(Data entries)
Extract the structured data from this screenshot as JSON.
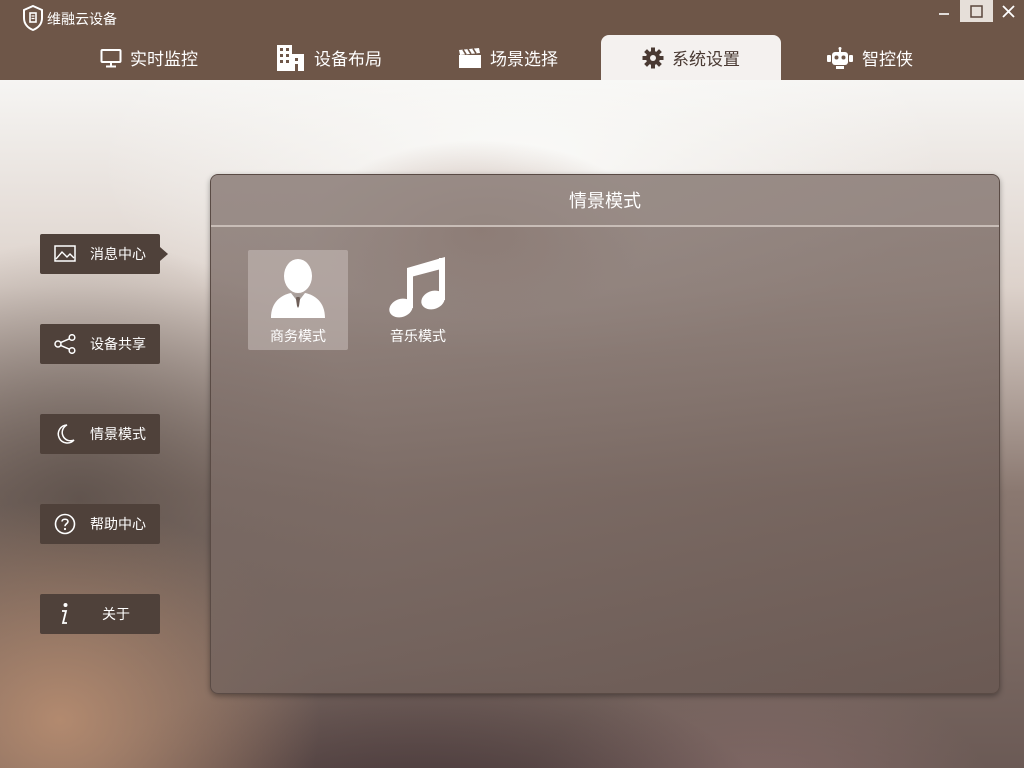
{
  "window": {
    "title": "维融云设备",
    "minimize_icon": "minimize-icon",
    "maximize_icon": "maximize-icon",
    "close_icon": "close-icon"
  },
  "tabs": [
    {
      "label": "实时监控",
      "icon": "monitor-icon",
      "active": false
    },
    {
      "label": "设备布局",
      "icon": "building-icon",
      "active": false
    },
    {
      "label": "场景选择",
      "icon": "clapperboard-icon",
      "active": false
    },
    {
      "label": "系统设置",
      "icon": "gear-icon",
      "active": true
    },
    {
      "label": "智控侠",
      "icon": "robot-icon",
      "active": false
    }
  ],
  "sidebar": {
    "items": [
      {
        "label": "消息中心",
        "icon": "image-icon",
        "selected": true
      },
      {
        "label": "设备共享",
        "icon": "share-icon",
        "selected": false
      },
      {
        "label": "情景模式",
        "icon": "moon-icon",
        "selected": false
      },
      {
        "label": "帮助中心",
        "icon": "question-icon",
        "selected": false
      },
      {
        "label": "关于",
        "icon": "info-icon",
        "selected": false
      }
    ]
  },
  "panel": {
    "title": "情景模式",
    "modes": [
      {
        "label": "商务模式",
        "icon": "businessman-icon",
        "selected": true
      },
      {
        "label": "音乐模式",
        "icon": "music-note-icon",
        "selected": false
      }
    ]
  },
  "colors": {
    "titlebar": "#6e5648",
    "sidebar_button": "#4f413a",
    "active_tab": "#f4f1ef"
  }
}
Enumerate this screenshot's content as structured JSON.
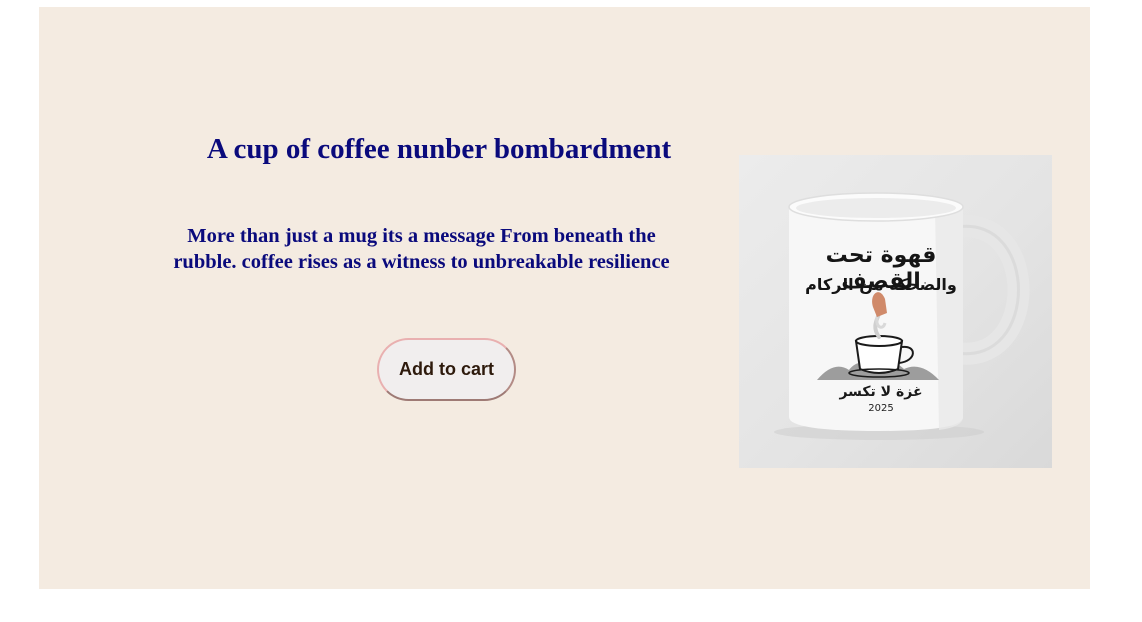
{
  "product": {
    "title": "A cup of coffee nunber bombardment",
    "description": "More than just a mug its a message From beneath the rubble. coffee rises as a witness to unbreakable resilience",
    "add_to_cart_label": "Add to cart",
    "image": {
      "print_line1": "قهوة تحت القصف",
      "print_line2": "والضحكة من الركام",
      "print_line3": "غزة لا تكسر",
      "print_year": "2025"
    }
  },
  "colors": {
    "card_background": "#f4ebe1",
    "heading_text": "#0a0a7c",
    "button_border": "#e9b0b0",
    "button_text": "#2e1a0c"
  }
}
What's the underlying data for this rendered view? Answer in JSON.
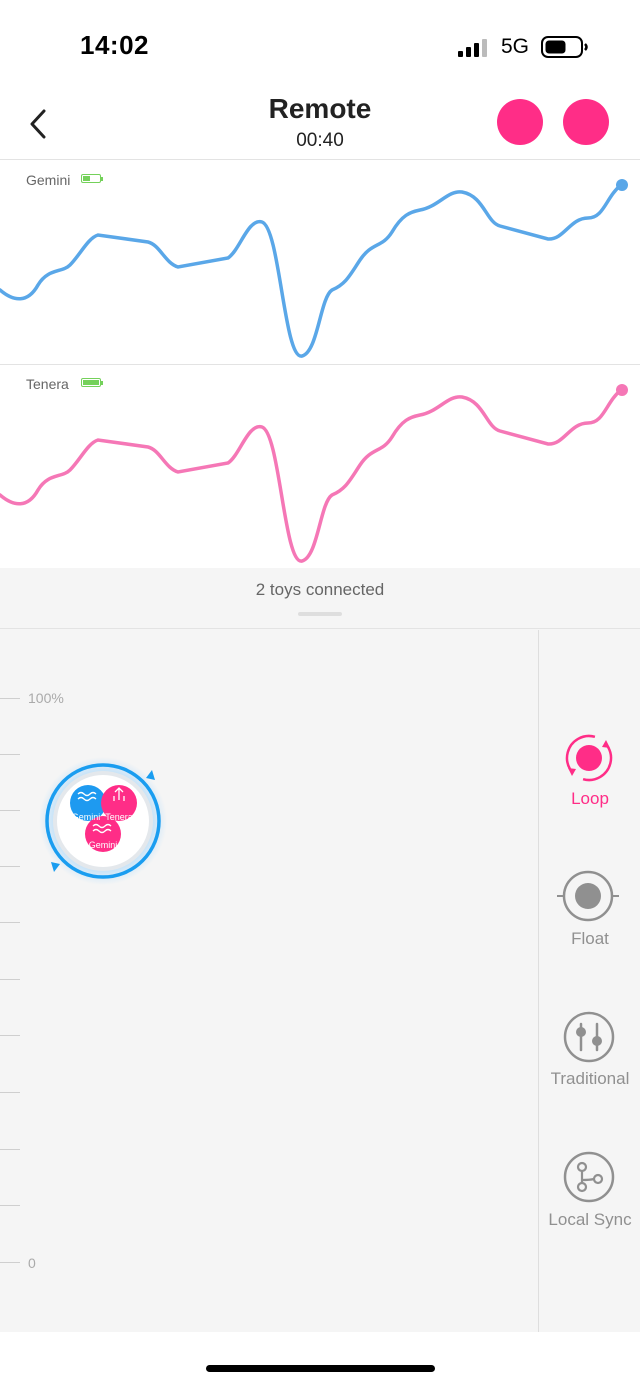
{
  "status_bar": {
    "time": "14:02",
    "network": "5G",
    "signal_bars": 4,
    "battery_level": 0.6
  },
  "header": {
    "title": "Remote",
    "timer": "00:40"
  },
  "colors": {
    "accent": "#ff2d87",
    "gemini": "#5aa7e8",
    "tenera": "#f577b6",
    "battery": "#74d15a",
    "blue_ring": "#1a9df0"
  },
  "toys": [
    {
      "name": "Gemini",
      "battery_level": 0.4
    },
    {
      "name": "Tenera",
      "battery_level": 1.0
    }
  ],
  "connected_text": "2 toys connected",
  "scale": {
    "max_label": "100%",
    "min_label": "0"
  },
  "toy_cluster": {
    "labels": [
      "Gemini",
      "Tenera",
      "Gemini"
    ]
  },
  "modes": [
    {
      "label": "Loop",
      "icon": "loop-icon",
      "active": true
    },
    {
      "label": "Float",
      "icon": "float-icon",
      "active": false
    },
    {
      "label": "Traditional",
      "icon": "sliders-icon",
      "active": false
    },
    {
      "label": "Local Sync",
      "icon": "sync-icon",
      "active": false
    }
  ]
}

__DIRECTION__
Leave out every picture and copy the rest of the records exactly.

__ANSWER TO THIS EXERCISE__
Extract the structured data from this screenshot as JSON.
{
  "window": {
    "title": "维融云设备",
    "minimize_icon": "minimize-icon",
    "maximize_icon": "maximize-icon",
    "close_icon": "close-icon"
  },
  "tabs": [
    {
      "label": "实时监控",
      "icon": "monitor-icon",
      "active": false
    },
    {
      "label": "设备布局",
      "icon": "building-icon",
      "active": false
    },
    {
      "label": "场景选择",
      "icon": "clapperboard-icon",
      "active": false
    },
    {
      "label": "系统设置",
      "icon": "gear-icon",
      "active": true
    },
    {
      "label": "智控侠",
      "icon": "robot-icon",
      "active": false
    }
  ],
  "sidebar": {
    "items": [
      {
        "label": "消息中心",
        "icon": "image-icon",
        "selected": true
      },
      {
        "label": "设备共享",
        "icon": "share-icon",
        "selected": false
      },
      {
        "label": "情景模式",
        "icon": "moon-icon",
        "selected": false
      },
      {
        "label": "帮助中心",
        "icon": "question-icon",
        "selected": false
      },
      {
        "label": "关于",
        "icon": "info-icon",
        "selected": false
      }
    ]
  },
  "panel": {
    "title": "情景模式",
    "modes": [
      {
        "label": "商务模式",
        "icon": "businessman-icon",
        "selected": true
      },
      {
        "label": "音乐模式",
        "icon": "music-note-icon",
        "selected": false
      }
    ]
  },
  "colors": {
    "titlebar": "#6e5648",
    "sidebar_button": "#4f413a",
    "active_tab": "#f4f1ef"
  }
}
Enumerate this screenshot's content as structured JSON.
{
  "product": {
    "title": "A cup of coffee nunber bombardment",
    "description": "More than just a mug its a message From beneath the rubble. coffee rises as a witness to unbreakable resilience",
    "add_to_cart_label": "Add to cart",
    "image": {
      "print_line1": "قهوة تحت القصف",
      "print_line2": "والضحكة من الركام",
      "print_line3": "غزة لا تكسر",
      "print_year": "2025"
    }
  },
  "colors": {
    "card_background": "#f4ebe1",
    "heading_text": "#0a0a7c",
    "button_border": "#e9b0b0",
    "button_text": "#2e1a0c"
  }
}
What's the underlying data for this rendered view? Answer in JSON.
{
  "status_bar": {
    "time": "14:02",
    "network": "5G",
    "signal_bars": 4,
    "battery_level": 0.6
  },
  "header": {
    "title": "Remote",
    "timer": "00:40"
  },
  "colors": {
    "accent": "#ff2d87",
    "gemini": "#5aa7e8",
    "tenera": "#f577b6",
    "battery": "#74d15a",
    "blue_ring": "#1a9df0"
  },
  "toys": [
    {
      "name": "Gemini",
      "battery_level": 0.4
    },
    {
      "name": "Tenera",
      "battery_level": 1.0
    }
  ],
  "connected_text": "2 toys connected",
  "scale": {
    "max_label": "100%",
    "min_label": "0"
  },
  "toy_cluster": {
    "labels": [
      "Gemini",
      "Tenera",
      "Gemini"
    ]
  },
  "modes": [
    {
      "label": "Loop",
      "icon": "loop-icon",
      "active": true
    },
    {
      "label": "Float",
      "icon": "float-icon",
      "active": false
    },
    {
      "label": "Traditional",
      "icon": "sliders-icon",
      "active": false
    },
    {
      "label": "Local Sync",
      "icon": "sync-icon",
      "active": false
    }
  ]
}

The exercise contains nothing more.